Print every entry, word for word, and skip the images.

+++

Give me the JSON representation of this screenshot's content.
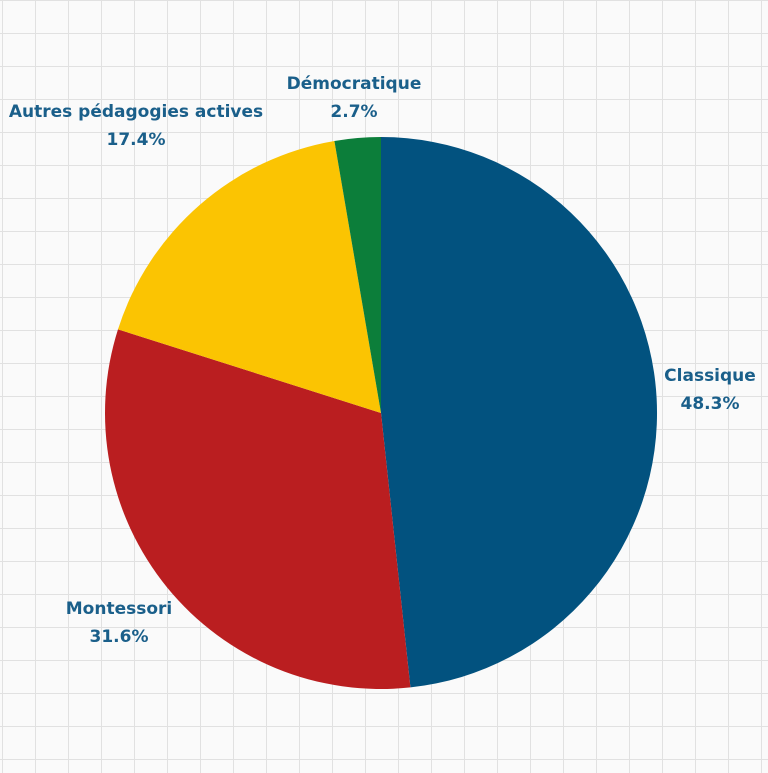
{
  "chart_data": {
    "type": "pie",
    "title": "",
    "slices": [
      {
        "label": "Classique",
        "value": 48.3,
        "value_label": "48.3%",
        "color": "#02527f"
      },
      {
        "label": "Montessori",
        "value": 31.6,
        "value_label": "31.6%",
        "color": "#ba1e20"
      },
      {
        "label": "Autres pédagogies actives",
        "value": 17.4,
        "value_label": "17.4%",
        "color": "#fbc402"
      },
      {
        "label": "Démocratique",
        "value": 2.7,
        "value_label": "2.7%",
        "color": "#0c7e3a"
      }
    ],
    "start_angle": "top",
    "direction": "clockwise",
    "label_color": "#1a5f8a",
    "background": "grid"
  }
}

+++

• Written solution:
Give me the JSON representation of this screenshot's content.
{
  "chart_data": {
    "type": "pie",
    "title": "",
    "slices": [
      {
        "label": "Classique",
        "value": 48.3,
        "value_label": "48.3%",
        "color": "#02527f"
      },
      {
        "label": "Montessori",
        "value": 31.6,
        "value_label": "31.6%",
        "color": "#ba1e20"
      },
      {
        "label": "Autres pédagogies actives",
        "value": 17.4,
        "value_label": "17.4%",
        "color": "#fbc402"
      },
      {
        "label": "Démocratique",
        "value": 2.7,
        "value_label": "2.7%",
        "color": "#0c7e3a"
      }
    ],
    "start_angle": "top",
    "direction": "clockwise",
    "label_color": "#1a5f8a",
    "background": "grid"
  }
}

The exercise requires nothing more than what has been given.